● **Goal of the exercise**: Pictures do not belong in the copy. Return all of the entries exactly.

[start]

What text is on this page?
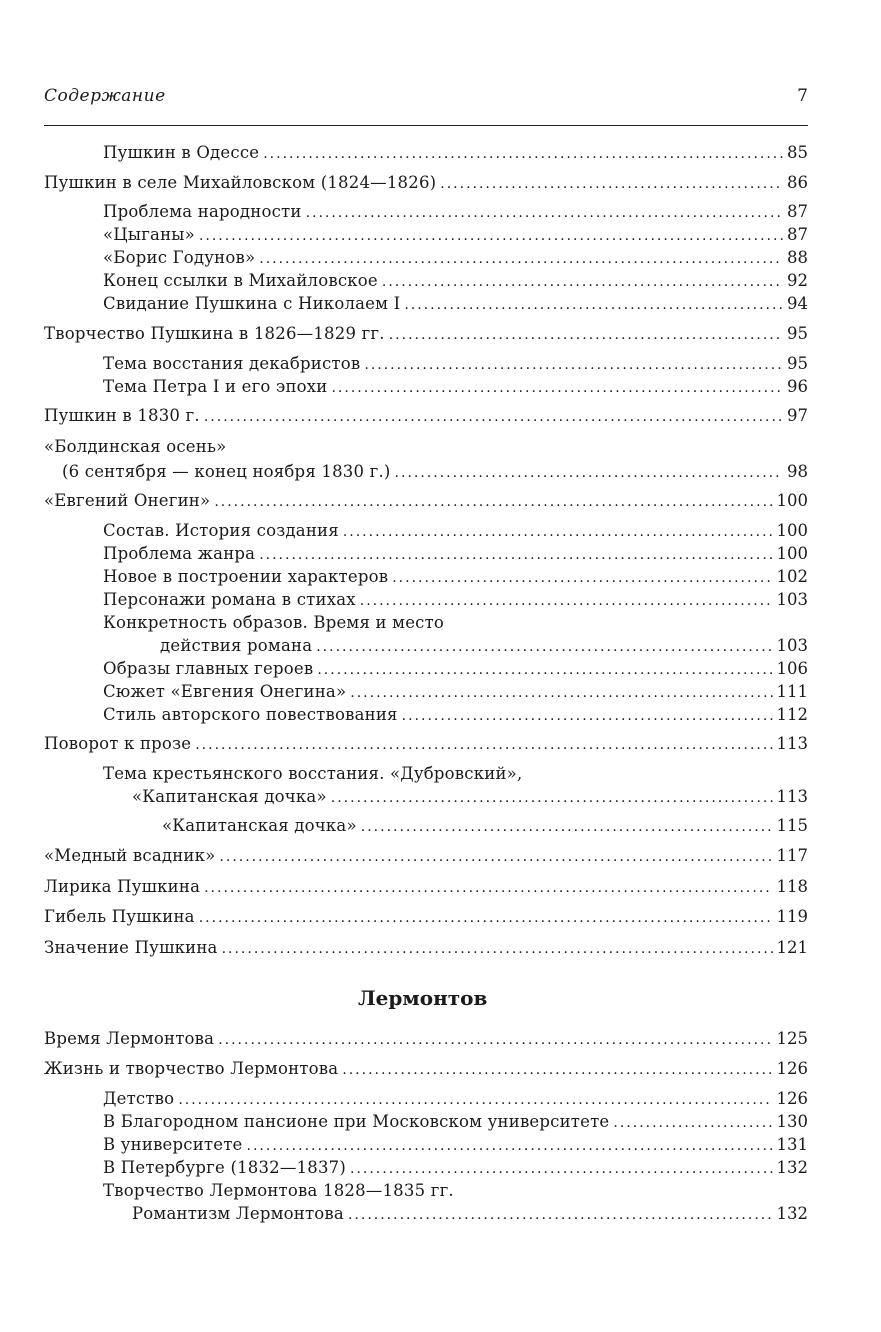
Содержание	7
Пушкин в Одессе .....	85
Пушкин в селе Михайловском (1824—1826) .....	86
Проблема народности .....	87
«Цыганы» .....	87
«Борис Годунов» .....	88
Конец ссылки в Михайловское .....	92
Свидание Пушкина с Николаем I .....	94
Творчество Пушкина в 1826—1829 гг. .....	95
Тема восстания декабристов .....	95
Тема Петра I и его эпохи .....	96
Пушкин в 1830 г. .....	97
«Болдинская осень»
(6 сентября — конец ноября 1830 г.) .....	98
«Евгений Онегин» .....	100
Состав. История создания .....	100
Проблема жанра .....	100
Новое в построении характеров .....	102
Персонажи романа в стихах .....	103
Конкретность образов. Время и место
действия романа .....	103
Образы главных героев .....	106
Сюжет «Евгения Онегина» .....	111
Стиль авторского повествования .....	112
Поворот к прозе .....	113
Тема крестьянского восстания. «Дубровский»,
«Капитанская дочка» .....	113
«Капитанская дочка» .....	115
«Медный всадник» .....	117
Лирика Пушкина .....	118
Гибель Пушкина .....	119
Значение Пушкина .....	121
Время Лермонтова .....	125
Жизнь и творчество Лермонтова .....	126
Детство .....	126
В Благородном пансионе при Московском университете .....	130
В университете .....	131
В Петербурге (1832—1837) .....	132
Творчество Лермонтова 1828—1835 гг.
Романтизм Лермонтова .....	132
Лермонтов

[end]

● **Result for this task**:
What text is on this page?
Содержание	7
Пушкин в Одессе .....	85
Пушкин в селе Михайловском (1824—1826) .....	86
Проблема народности .....	87
«Цыганы» .....	87
«Борис Годунов» .....	88
Конец ссылки в Михайловское .....	92
Свидание Пушкина с Николаем I .....	94
Творчество Пушкина в 1826—1829 гг. .....	95
Тема восстания декабристов .....	95
Тема Петра I и его эпохи .....	96
Пушкин в 1830 г. .....	97
«Болдинская осень»
(6 сентября — конец ноября 1830 г.) .....	98
«Евгений Онегин» .....	100
Состав. История создания .....	100
Проблема жанра .....	100
Новое в построении характеров .....	102
Персонажи романа в стихах .....	103
Конкретность образов. Время и место
действия романа .....	103
Образы главных героев .....	106
Сюжет «Евгения Онегина» .....	111
Стиль авторского повествования .....	112
Поворот к прозе .....	113
Тема крестьянского восстания. «Дубровский»,
«Капитанская дочка» .....	113
«Капитанская дочка» .....	115
«Медный всадник» .....	117
Лирика Пушкина .....	118
Гибель Пушкина .....	119
Значение Пушкина .....	121
Время Лермонтова .....	125
Жизнь и творчество Лермонтова .....	126
Детство .....	126
В Благородном пансионе при Московском университете .....	130
В университете .....	131
В Петербурге (1832—1837) .....	132
Творчество Лермонтова 1828—1835 гг.
Романтизм Лермонтова .....	132
Лермонтов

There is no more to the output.